= Exercise requirements =
Your task is to print the material below exactly as presented.

= Data extract =
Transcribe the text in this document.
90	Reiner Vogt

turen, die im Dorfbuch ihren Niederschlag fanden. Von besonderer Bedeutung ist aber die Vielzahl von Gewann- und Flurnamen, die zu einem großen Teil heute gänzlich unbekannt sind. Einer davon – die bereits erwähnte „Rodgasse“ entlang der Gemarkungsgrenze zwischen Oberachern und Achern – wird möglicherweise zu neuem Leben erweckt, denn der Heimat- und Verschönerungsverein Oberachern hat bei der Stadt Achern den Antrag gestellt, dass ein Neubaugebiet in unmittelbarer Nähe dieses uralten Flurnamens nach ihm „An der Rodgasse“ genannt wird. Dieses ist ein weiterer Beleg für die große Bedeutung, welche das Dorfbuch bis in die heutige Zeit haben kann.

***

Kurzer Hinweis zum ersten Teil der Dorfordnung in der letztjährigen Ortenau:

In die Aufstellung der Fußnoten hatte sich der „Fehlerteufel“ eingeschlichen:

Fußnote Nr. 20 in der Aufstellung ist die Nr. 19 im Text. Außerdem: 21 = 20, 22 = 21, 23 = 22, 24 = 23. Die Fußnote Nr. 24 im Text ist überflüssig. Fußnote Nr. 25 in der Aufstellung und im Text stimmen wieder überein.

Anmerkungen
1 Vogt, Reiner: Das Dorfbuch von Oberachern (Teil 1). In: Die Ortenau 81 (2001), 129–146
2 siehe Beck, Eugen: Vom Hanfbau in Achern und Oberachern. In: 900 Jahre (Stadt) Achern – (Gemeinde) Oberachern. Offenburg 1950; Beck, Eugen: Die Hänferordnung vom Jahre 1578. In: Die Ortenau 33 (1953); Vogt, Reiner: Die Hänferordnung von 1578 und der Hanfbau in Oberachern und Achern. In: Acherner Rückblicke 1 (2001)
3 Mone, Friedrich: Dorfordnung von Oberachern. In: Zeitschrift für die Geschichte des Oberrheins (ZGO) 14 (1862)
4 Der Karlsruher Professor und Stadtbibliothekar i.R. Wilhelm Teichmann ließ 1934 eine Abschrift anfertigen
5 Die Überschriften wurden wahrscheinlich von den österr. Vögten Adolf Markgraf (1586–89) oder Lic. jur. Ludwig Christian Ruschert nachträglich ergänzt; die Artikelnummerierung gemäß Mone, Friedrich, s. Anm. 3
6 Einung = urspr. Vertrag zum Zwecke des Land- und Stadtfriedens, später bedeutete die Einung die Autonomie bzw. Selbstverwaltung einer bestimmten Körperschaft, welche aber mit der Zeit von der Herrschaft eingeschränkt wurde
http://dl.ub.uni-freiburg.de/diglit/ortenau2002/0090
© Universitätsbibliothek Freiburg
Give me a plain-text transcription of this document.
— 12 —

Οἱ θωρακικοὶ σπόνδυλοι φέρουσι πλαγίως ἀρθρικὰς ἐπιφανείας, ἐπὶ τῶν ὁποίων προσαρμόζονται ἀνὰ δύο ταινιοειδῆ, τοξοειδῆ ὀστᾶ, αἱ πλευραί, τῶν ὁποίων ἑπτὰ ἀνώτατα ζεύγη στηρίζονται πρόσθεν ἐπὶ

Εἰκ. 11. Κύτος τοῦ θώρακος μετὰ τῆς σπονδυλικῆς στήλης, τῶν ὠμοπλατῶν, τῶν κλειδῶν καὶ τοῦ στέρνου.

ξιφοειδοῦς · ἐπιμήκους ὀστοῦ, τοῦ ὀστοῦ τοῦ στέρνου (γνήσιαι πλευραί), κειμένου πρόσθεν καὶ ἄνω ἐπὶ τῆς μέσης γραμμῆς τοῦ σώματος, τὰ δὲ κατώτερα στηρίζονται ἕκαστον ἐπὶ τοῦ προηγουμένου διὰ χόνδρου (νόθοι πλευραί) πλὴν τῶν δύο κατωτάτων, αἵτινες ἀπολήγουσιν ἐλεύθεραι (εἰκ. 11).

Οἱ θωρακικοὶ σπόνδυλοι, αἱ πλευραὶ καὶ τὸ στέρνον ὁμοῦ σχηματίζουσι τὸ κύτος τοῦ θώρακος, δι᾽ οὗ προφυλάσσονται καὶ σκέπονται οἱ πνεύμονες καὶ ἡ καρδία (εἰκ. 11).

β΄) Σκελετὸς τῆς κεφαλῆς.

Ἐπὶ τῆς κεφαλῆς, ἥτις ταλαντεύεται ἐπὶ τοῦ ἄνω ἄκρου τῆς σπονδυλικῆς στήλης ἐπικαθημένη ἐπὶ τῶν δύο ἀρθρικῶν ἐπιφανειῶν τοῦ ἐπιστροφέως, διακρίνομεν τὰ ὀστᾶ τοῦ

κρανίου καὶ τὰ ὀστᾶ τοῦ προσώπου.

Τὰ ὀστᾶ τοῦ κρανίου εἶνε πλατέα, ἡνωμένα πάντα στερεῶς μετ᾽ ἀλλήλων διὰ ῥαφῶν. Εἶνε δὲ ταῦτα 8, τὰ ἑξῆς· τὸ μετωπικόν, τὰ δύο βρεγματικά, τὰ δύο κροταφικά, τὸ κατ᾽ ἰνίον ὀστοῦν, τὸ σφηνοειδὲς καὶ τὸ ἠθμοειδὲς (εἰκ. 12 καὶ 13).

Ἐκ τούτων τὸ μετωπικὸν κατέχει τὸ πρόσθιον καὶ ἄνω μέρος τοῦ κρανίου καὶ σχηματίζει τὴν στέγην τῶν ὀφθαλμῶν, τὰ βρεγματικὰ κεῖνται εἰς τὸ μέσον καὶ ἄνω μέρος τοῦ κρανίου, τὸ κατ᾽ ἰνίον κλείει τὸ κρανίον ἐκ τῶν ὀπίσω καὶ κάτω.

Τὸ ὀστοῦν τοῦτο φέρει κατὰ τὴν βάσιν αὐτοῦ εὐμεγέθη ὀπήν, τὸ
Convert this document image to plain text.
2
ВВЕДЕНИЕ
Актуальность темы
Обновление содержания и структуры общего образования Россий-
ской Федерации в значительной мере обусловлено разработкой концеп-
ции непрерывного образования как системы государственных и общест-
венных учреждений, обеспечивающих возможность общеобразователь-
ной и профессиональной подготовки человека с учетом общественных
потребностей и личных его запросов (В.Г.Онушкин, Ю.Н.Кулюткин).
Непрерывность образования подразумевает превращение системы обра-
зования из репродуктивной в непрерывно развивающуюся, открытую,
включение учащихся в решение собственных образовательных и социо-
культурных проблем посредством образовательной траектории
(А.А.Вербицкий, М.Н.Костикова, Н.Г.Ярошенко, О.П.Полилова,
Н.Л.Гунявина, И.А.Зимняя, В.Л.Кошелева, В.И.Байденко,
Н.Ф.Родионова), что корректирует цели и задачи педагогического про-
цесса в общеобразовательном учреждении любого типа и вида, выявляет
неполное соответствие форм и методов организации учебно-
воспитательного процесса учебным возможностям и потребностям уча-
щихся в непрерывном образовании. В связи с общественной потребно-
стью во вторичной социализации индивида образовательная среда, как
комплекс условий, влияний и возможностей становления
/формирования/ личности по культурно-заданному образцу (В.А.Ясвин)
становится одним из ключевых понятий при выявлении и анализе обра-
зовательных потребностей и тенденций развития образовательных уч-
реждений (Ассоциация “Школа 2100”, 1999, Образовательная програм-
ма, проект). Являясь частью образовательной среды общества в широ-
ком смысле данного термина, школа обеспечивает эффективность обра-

= Output =
Transcribe the text in this document.
90	Reiner Vogt

turen, die im Dorfbuch ihren Niederschlag fanden. Von besonderer Bedeutung ist aber die Vielzahl von Gewann- und Flurnamen, die zu einem großen Teil heute gänzlich unbekannt sind. Einer davon – die bereits erwähnte „Rodgasse“ entlang der Gemarkungsgrenze zwischen Oberachern und Achern – wird möglicherweise zu neuem Leben erweckt, denn der Heimat- und Verschönerungsverein Oberachern hat bei der Stadt Achern den Antrag gestellt, dass ein Neubaugebiet in unmittelbarer Nähe dieses uralten Flurnamens nach ihm „An der Rodgasse“ genannt wird. Dieses ist ein weiterer Beleg für die große Bedeutung, welche das Dorfbuch bis in die heutige Zeit haben kann.

***

Kurzer Hinweis zum ersten Teil der Dorfordnung in der letztjährigen Ortenau:

In die Aufstellung der Fußnoten hatte sich der „Fehlerteufel“ eingeschlichen:

Fußnote Nr. 20 in der Aufstellung ist die Nr. 19 im Text. Außerdem: 21 = 20, 22 = 21, 23 = 22, 24 = 23. Die Fußnote Nr. 24 im Text ist überflüssig. Fußnote Nr. 25 in der Aufstellung und im Text stimmen wieder überein.

Anmerkungen
1 Vogt, Reiner: Das Dorfbuch von Oberachern (Teil 1). In: Die Ortenau 81 (2001), 129–146
2 siehe Beck, Eugen: Vom Hanfbau in Achern und Oberachern. In: 900 Jahre (Stadt) Achern – (Gemeinde) Oberachern. Offenburg 1950; Beck, Eugen: Die Hänferordnung vom Jahre 1578. In: Die Ortenau 33 (1953); Vogt, Reiner: Die Hänferordnung von 1578 und der Hanfbau in Oberachern und Achern. In: Acherner Rückblicke 1 (2001)
3 Mone, Friedrich: Dorfordnung von Oberachern. In: Zeitschrift für die Geschichte des Oberrheins (ZGO) 14 (1862)
4 Der Karlsruher Professor und Stadtbibliothekar i.R. Wilhelm Teichmann ließ 1934 eine Abschrift anfertigen
5 Die Überschriften wurden wahrscheinlich von den österr. Vögten Adolf Markgraf (1586–89) oder Lic. jur. Ludwig Christian Ruschert nachträglich ergänzt; die Artikelnummerierung gemäß Mone, Friedrich, s. Anm. 3
6 Einung = urspr. Vertrag zum Zwecke des Land- und Stadtfriedens, später bedeutete die Einung die Autonomie bzw. Selbstverwaltung einer bestimmten Körperschaft, welche aber mit der Zeit von der Herrschaft eingeschränkt wurde
http://dl.ub.uni-freiburg.de/diglit/ortenau2002/0090
© Universitätsbibliothek Freiburg
Give me a plain-text transcription of this document.
— 12 —

Οἱ θωρακικοὶ σπόνδυλοι φέρουσι πλαγίως ἀρθρικὰς ἐπιφανείας, ἐπὶ τῶν ὁποίων προσαρμόζονται ἀνὰ δύο ταινιοειδῆ, τοξοειδῆ ὀστᾶ, αἱ πλευραί, τῶν ὁποίων ἑπτὰ ἀνώτατα ζεύγη στηρίζονται πρόσθεν ἐπὶ

Εἰκ. 11. Κύτος τοῦ θώρακος μετὰ τῆς σπονδυλικῆς στήλης, τῶν ὠμοπλατῶν, τῶν κλειδῶν καὶ τοῦ στέρνου.

ξιφοειδοῦς · ἐπιμήκους ὀστοῦ, τοῦ ὀστοῦ τοῦ στέρνου (γνήσιαι πλευραί), κειμένου πρόσθεν καὶ ἄνω ἐπὶ τῆς μέσης γραμμῆς τοῦ σώματος, τὰ δὲ κατώτερα στηρίζονται ἕκαστον ἐπὶ τοῦ προηγουμένου διὰ χόνδρου (νόθοι πλευραί) πλὴν τῶν δύο κατωτάτων, αἵτινες ἀπολήγουσιν ἐλεύθεραι (εἰκ. 11).

Οἱ θωρακικοὶ σπόνδυλοι, αἱ πλευραὶ καὶ τὸ στέρνον ὁμοῦ σχηματίζουσι τὸ κύτος τοῦ θώρακος, δι᾽ οὗ προφυλάσσονται καὶ σκέπονται οἱ πνεύμονες καὶ ἡ καρδία (εἰκ. 11).

β΄) Σκελετὸς τῆς κεφαλῆς.

Ἐπὶ τῆς κεφαλῆς, ἥτις ταλαντεύεται ἐπὶ τοῦ ἄνω ἄκρου τῆς σπονδυλικῆς στήλης ἐπικαθημένη ἐπὶ τῶν δύο ἀρθρικῶν ἐπιφανειῶν τοῦ ἐπιστροφέως, διακρίνομεν τὰ ὀστᾶ τοῦ

κρανίου καὶ τὰ ὀστᾶ τοῦ προσώπου.

Τὰ ὀστᾶ τοῦ κρανίου εἶνε πλατέα, ἡνωμένα πάντα στερεῶς μετ᾽ ἀλλήλων διὰ ῥαφῶν. Εἶνε δὲ ταῦτα 8, τὰ ἑξῆς· τὸ μετωπικόν, τὰ δύο βρεγματικά, τὰ δύο κροταφικά, τὸ κατ᾽ ἰνίον ὀστοῦν, τὸ σφηνοειδὲς καὶ τὸ ἠθμοειδὲς (εἰκ. 12 καὶ 13).

Ἐκ τούτων τὸ μετωπικὸν κατέχει τὸ πρόσθιον καὶ ἄνω μέρος τοῦ κρανίου καὶ σχηματίζει τὴν στέγην τῶν ὀφθαλμῶν, τὰ βρεγματικὰ κεῖνται εἰς τὸ μέσον καὶ ἄνω μέρος τοῦ κρανίου, τὸ κατ᾽ ἰνίον κλείει τὸ κρανίον ἐκ τῶν ὀπίσω καὶ κάτω.

Τὸ ὀστοῦν τοῦτο φέρει κατὰ τὴν βάσιν αὐτοῦ εὐμεγέθη ὀπήν, τὸ
Convert this document image to plain text.
2
ВВЕДЕНИЕ
Актуальность темы
Обновление содержания и структуры общего образования Россий-
ской Федерации в значительной мере обусловлено разработкой концеп-
ции непрерывного образования как системы государственных и общест-
венных учреждений, обеспечивающих возможность общеобразователь-
ной и профессиональной подготовки человека с учетом общественных
потребностей и личных его запросов (В.Г.Онушкин, Ю.Н.Кулюткин).
Непрерывность образования подразумевает превращение системы обра-
зования из репродуктивной в непрерывно развивающуюся, открытую,
включение учащихся в решение собственных образовательных и социо-
культурных проблем посредством образовательной траектории
(А.А.Вербицкий, М.Н.Костикова, Н.Г.Ярошенко, О.П.Полилова,
Н.Л.Гунявина, И.А.Зимняя, В.Л.Кошелева, В.И.Байденко,
Н.Ф.Родионова), что корректирует цели и задачи педагогического про-
цесса в общеобразовательном учреждении любого типа и вида, выявляет
неполное соответствие форм и методов организации учебно-
воспитательного процесса учебным возможностям и потребностям уча-
щихся в непрерывном образовании. В связи с общественной потребно-
стью во вторичной социализации индивида образовательная среда, как
комплекс условий, влияний и возможностей становления
/формирования/ личности по культурно-заданному образцу (В.А.Ясвин)
становится одним из ключевых понятий при выявлении и анализе обра-
зовательных потребностей и тенденций развития образовательных уч-
реждений (Ассоциация “Школа 2100”, 1999, Образовательная програм-
ма, проект). Являясь частью образовательной среды общества в широ-
ком смысле данного термина, школа обеспечивает эффективность обра-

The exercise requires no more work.